Reprenez la chronique consacrée à l'album Waiting out the storm de Jeremy Ivey et prolongez-la à la suite de sa dernière phrase.

Texte à lire
================

[ ALBUM ] JEREMY IVEY, Waiting out the storm//classique instantané

Waiting out the storm, nouvel album de Jeremy Ivey (déjà disponible chez Anti- records)

Cet album n’est pas un coup de foudre. Ce n’est pas non plus un coup de coeur. Alors, en partant de ce postulat, pourquoi en parlons-nous ? Simplement parce que Waiting out the storm de Jeremy Ivey fait parti de ces disques qui ne se démodent jamais et qui, à chaque écoute, que l’on aille bien ou pas, fait plaisir à entendre. Mieux : il s’inscrit dans la catégorie des disques que nous écouterons toute notre vie, sans jamais ressentir de lassitude.

Contrairement à ces disques coup de coeur, qui marquent souvent de leur empreinte un moment donné de notre existence, et dont le souvenir ému nous revient à chaque fois, il ne passera jamais de mode. Les disques « coup de coeur », passé l’emballement initial, peuvent retourner à une certaine forme d’oubli. Mais les vrais bons disques nous accompagnant tout au long de notre vie ne sont pas légion. Ils ne sont même pas tous des chefs d’oeuvre reconnus aux yeux des experts. Néanmoins, à vos yeux, ils le sont, et ça, quoiqu’on en dise, ça fait d’eux des incontournables absolus.

================

Données fournies
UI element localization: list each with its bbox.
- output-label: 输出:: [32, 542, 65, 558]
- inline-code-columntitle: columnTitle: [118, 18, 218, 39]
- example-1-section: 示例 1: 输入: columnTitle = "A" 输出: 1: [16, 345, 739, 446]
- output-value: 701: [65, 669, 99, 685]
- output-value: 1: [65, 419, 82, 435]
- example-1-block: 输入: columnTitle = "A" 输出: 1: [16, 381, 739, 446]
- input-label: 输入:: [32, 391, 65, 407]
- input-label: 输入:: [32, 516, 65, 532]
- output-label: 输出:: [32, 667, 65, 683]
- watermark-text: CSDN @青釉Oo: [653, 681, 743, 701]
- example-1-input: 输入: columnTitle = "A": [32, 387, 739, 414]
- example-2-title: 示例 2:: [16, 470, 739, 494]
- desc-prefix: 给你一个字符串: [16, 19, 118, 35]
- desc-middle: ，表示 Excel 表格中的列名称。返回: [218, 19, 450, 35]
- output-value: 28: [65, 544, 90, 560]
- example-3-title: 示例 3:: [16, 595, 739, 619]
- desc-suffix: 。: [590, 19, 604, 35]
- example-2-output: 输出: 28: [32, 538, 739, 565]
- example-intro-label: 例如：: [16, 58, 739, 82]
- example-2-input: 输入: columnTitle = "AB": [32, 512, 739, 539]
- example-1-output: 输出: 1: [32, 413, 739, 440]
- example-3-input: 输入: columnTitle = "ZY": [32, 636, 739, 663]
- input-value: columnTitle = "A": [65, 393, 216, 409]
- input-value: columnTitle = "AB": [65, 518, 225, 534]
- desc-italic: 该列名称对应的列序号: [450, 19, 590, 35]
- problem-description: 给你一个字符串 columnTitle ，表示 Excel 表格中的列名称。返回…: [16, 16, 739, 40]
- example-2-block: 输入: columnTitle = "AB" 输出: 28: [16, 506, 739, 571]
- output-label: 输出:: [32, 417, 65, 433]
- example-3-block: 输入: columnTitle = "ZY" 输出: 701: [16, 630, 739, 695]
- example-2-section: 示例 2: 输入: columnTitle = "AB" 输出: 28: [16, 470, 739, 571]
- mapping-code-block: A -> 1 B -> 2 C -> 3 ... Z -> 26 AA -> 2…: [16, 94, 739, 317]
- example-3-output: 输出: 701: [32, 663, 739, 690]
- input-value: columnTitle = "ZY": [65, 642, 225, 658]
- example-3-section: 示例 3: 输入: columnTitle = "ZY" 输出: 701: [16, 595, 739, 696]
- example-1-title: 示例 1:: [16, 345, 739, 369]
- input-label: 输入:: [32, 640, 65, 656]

================

Résultat obtenu
Une production carrée.

Premier élément de ce qui constitue un bon disque, la production. Ici, elle est d’une redoutable efficacité, tout en étant paradoxalement d’une sobriété pertinente. Pas de gros effets, de grosses ficelles, simplement des touches qui rehaussent, par exemple, l’entame d’un refrain, ou savent venir en appui de la voix pour apporter une dimension plus percutante à une émotion. Ni chaude, ni froide, elle se calque sur la musique de Jeremy Ivey, mélange de rock, pop, country folk, le tout à la sauce américaine. C’est net, sans bavure, permet une insertion directe dans l’univers d’Ivey, comme si, finalement, nous avions toujours connus à la fois ce disque et son auteur.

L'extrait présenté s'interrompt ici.